Exercise goal → Print every line of the data below without changing anything, and leave the pictures out.

◇ ◇ ◇ ◇ ◇ ◇ ◇

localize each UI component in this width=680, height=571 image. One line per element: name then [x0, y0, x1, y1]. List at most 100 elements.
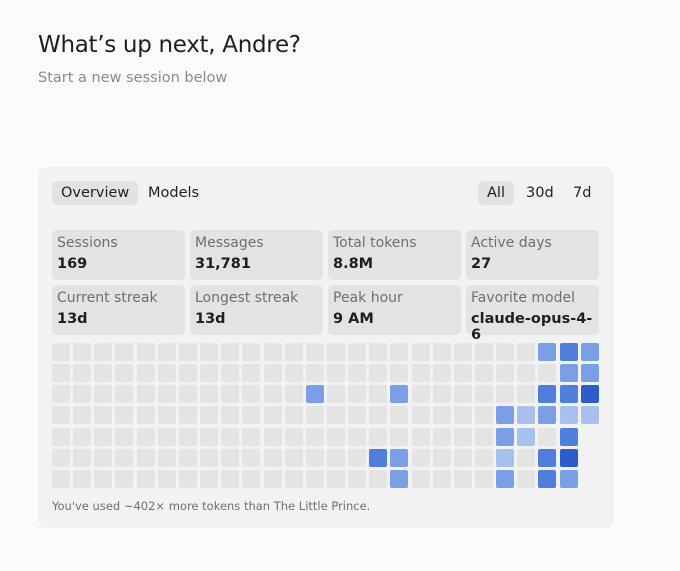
heatmap-cell: [390, 385, 409, 404]
heatmap-cell: [178, 343, 197, 361]
heatmap-cell: [538, 385, 557, 404]
range-tab[interactable]: 7d: [573, 185, 592, 201]
heatmap-cell: [475, 406, 493, 425]
heatmap-cell: [348, 343, 367, 361]
heatmap-cell: [157, 343, 176, 361]
heatmap-cell: [200, 448, 219, 467]
heatmap-cell: [94, 427, 113, 446]
heatmap-cell: [517, 406, 536, 425]
heatmap-cell: [94, 469, 113, 488]
heatmap-cell: [52, 469, 70, 488]
heatmap-cell: [517, 343, 536, 361]
heatmap-cell: [348, 427, 367, 446]
heatmap-cell: [136, 448, 155, 467]
heatmap-cell: [411, 406, 430, 425]
heatmap-cell: [496, 469, 515, 488]
stat-value: 13d: [57, 311, 88, 327]
title: What’s up next, Andre?: [38, 32, 301, 58]
heatmap-cell: [432, 364, 451, 383]
heatmap-cell: [136, 385, 155, 404]
tab[interactable]: Models: [148, 185, 200, 201]
range-tab[interactable]: All: [478, 181, 514, 205]
stat-value: 8.8M: [333, 256, 374, 272]
heatmap-cell: [284, 469, 303, 488]
heatmap-cell: [390, 469, 409, 488]
heatmap-cell: [136, 427, 155, 446]
heatmap-cell: [157, 469, 176, 488]
stat-label: Favorite model: [471, 290, 575, 306]
heatmap-cell: [115, 343, 134, 361]
heatmap-cell: [475, 427, 493, 446]
heatmap-cell: [178, 448, 197, 467]
heatmap-cell: [369, 385, 388, 404]
heatmap-cell: [580, 343, 599, 361]
heatmap-cell: [538, 469, 557, 488]
heatmap-cell: [348, 364, 367, 383]
stat-value: 31,781: [195, 256, 251, 272]
heatmap-cell: [263, 427, 282, 446]
heatmap-cell: [517, 427, 536, 446]
heatmap-cell: [242, 406, 261, 425]
heatmap-cell: [136, 364, 155, 383]
heatmap-cell: [136, 406, 155, 425]
heatmap-cell: [305, 469, 324, 488]
heatmap-cell: [432, 385, 451, 404]
heatmap-cell: [73, 385, 92, 404]
heatmap-cell: [559, 427, 578, 446]
heatmap-cell: [242, 448, 261, 467]
heatmap-cell: [242, 427, 261, 446]
heatmap-cell: [432, 343, 451, 361]
heatmap-cell: [284, 406, 303, 425]
heatmap-cell: [411, 385, 430, 404]
heatmap-cell: [52, 385, 70, 404]
heatmap-cell: [496, 406, 515, 425]
heatmap-cell: [390, 364, 409, 383]
heatmap-cell: [178, 469, 197, 488]
heatmap-cell: [115, 427, 134, 446]
heatmap-cell: [390, 427, 409, 446]
heatmap-cell: [305, 406, 324, 425]
heatmap-cell: [305, 343, 324, 361]
heatmap-cell: [157, 448, 176, 467]
heatmap-cell: [432, 469, 451, 488]
subtitle: Start a new session below: [38, 70, 228, 86]
heatmap-cell: [52, 448, 70, 467]
heatmap-cell: [115, 406, 134, 425]
heatmap-cell: [157, 385, 176, 404]
stat-box: Favorite model claude-opus-4-6: [466, 285, 599, 343]
heatmap-cell: [559, 469, 578, 488]
heatmap-cell: [73, 427, 92, 446]
heatmap-cell: [326, 364, 345, 383]
heatmap-cell: [369, 364, 388, 383]
heatmap-cell: [390, 406, 409, 425]
stat-value: 169: [57, 256, 88, 272]
heatmap-cell: [453, 469, 472, 488]
heatmap-cell: [263, 469, 282, 488]
heatmap-cell: [73, 448, 92, 467]
tab[interactable]: Overview: [52, 181, 139, 205]
heatmap-cell: [200, 385, 219, 404]
heatmap-cell: [580, 364, 599, 383]
heatmap-cell: [348, 469, 367, 488]
heatmap-cell: [284, 343, 303, 361]
heatmap-cell: [242, 385, 261, 404]
stat-box: Longest streak 13d: [190, 285, 323, 335]
heatmap-cell: [73, 469, 92, 488]
stat-label: Peak hour: [333, 290, 403, 306]
heatmap-cell: [284, 427, 303, 446]
range-tab[interactable]: 30d: [526, 185, 554, 201]
heatmap-cell: [326, 469, 345, 488]
heatmap-cell: [200, 469, 219, 488]
stat-label: Current streak: [57, 290, 158, 306]
heatmap-cell: [221, 448, 240, 467]
heatmap-cell: [242, 364, 261, 383]
heatmap-cell: [390, 448, 409, 467]
stat-box: Current streak 13d: [52, 285, 185, 335]
heatmap-cell: [496, 364, 515, 383]
heatmap-cell: [496, 448, 515, 467]
heatmap-cell: [559, 343, 578, 361]
heatmap-cell: [200, 406, 219, 425]
heatmap-cell: [94, 406, 113, 425]
heatmap-cell: [221, 343, 240, 361]
stat-box: Peak hour 9 AM: [328, 285, 461, 335]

◇ ◇ ◇ ◇ ◇ ◇ ◇

Correct output →
localize each UI component in this width=680, height=571 image. One line per element: name then [x0, y0, x1, y1]. List at most 100 elements.
heatmap-cell: [390, 385, 409, 404]
heatmap-cell: [178, 343, 197, 361]
heatmap-cell: [538, 385, 557, 404]
range-tab[interactable]: 7d: [573, 185, 592, 201]
heatmap-cell: [475, 406, 493, 425]
heatmap-cell: [348, 343, 367, 361]
heatmap-cell: [157, 343, 176, 361]
heatmap-cell: [200, 448, 219, 467]
heatmap-cell: [94, 427, 113, 446]
heatmap-cell: [517, 406, 536, 425]
heatmap-cell: [94, 469, 113, 488]
heatmap-cell: [52, 469, 70, 488]
heatmap-cell: [517, 343, 536, 361]
heatmap-cell: [348, 427, 367, 446]
heatmap-cell: [136, 448, 155, 467]
heatmap-cell: [411, 406, 430, 425]
heatmap-cell: [496, 469, 515, 488]
stat-value: 13d: [57, 311, 88, 327]
title: What’s up next, Andre?: [38, 32, 301, 58]
heatmap-cell: [432, 364, 451, 383]
heatmap-cell: [136, 385, 155, 404]
tab[interactable]: Models: [148, 185, 200, 201]
range-tab[interactable]: All: [478, 181, 514, 205]
stat-value: 8.8M: [333, 256, 374, 272]
heatmap-cell: [284, 469, 303, 488]
heatmap-cell: [390, 469, 409, 488]
heatmap-cell: [136, 427, 155, 446]
heatmap-cell: [157, 469, 176, 488]
stat-label: Favorite model: [471, 290, 575, 306]
heatmap-cell: [115, 343, 134, 361]
heatmap-cell: [475, 427, 493, 446]
heatmap-cell: [178, 448, 197, 467]
heatmap-cell: [369, 385, 388, 404]
heatmap-cell: [580, 343, 599, 361]
heatmap-cell: [538, 469, 557, 488]
heatmap-cell: [348, 364, 367, 383]
stat-value: 31,781: [195, 256, 251, 272]
heatmap-cell: [263, 427, 282, 446]
heatmap-cell: [517, 427, 536, 446]
heatmap-cell: [242, 406, 261, 425]
heatmap-cell: [136, 364, 155, 383]
heatmap-cell: [136, 406, 155, 425]
heatmap-cell: [305, 469, 324, 488]
heatmap-cell: [432, 385, 451, 404]
heatmap-cell: [73, 385, 92, 404]
heatmap-cell: [559, 427, 578, 446]
heatmap-cell: [242, 448, 261, 467]
heatmap-cell: [242, 427, 261, 446]
heatmap-cell: [432, 343, 451, 361]
heatmap-cell: [284, 406, 303, 425]
heatmap-cell: [411, 385, 430, 404]
heatmap-cell: [52, 385, 70, 404]
heatmap-cell: [496, 406, 515, 425]
heatmap-cell: [390, 364, 409, 383]
heatmap-cell: [178, 469, 197, 488]
heatmap-cell: [115, 427, 134, 446]
heatmap-cell: [390, 427, 409, 446]
heatmap-cell: [305, 406, 324, 425]
heatmap-cell: [305, 343, 324, 361]
heatmap-cell: [157, 448, 176, 467]
heatmap-cell: [432, 469, 451, 488]
subtitle: Start a new session below: [38, 70, 228, 86]
heatmap-cell: [52, 448, 70, 467]
heatmap-cell: [115, 406, 134, 425]
heatmap-cell: [157, 385, 176, 404]
stat-box: Favorite model claude-opus-4-6: [466, 285, 599, 343]
heatmap-cell: [559, 469, 578, 488]
heatmap-cell: [73, 427, 92, 446]
heatmap-cell: [326, 364, 345, 383]
heatmap-cell: [369, 364, 388, 383]
heatmap-cell: [390, 406, 409, 425]
stat-value: 169: [57, 256, 88, 272]
heatmap-cell: [453, 469, 472, 488]
heatmap-cell: [263, 469, 282, 488]
heatmap-cell: [73, 448, 92, 467]
tab[interactable]: Overview: [52, 181, 139, 205]
heatmap-cell: [200, 385, 219, 404]
heatmap-cell: [580, 364, 599, 383]
heatmap-cell: [348, 469, 367, 488]
heatmap-cell: [284, 343, 303, 361]
heatmap-cell: [242, 385, 261, 404]
stat-box: Longest streak 13d: [190, 285, 323, 335]
heatmap-cell: [73, 469, 92, 488]
stat-label: Peak hour: [333, 290, 403, 306]
heatmap-cell: [284, 427, 303, 446]
range-tab[interactable]: 30d: [526, 185, 554, 201]
heatmap-cell: [326, 469, 345, 488]
heatmap-cell: [200, 469, 219, 488]
stat-label: Current streak: [57, 290, 158, 306]
heatmap-cell: [221, 448, 240, 467]
heatmap-cell: [242, 364, 261, 383]
heatmap-cell: [390, 448, 409, 467]
stat-box: Current streak 13d: [52, 285, 185, 335]
heatmap-cell: [496, 364, 515, 383]
heatmap-cell: [496, 448, 515, 467]
heatmap-cell: [559, 343, 578, 361]
heatmap-cell: [200, 406, 219, 425]
heatmap-cell: [94, 406, 113, 425]
heatmap-cell: [221, 343, 240, 361]
stat-box: Peak hour 9 AM: [328, 285, 461, 335]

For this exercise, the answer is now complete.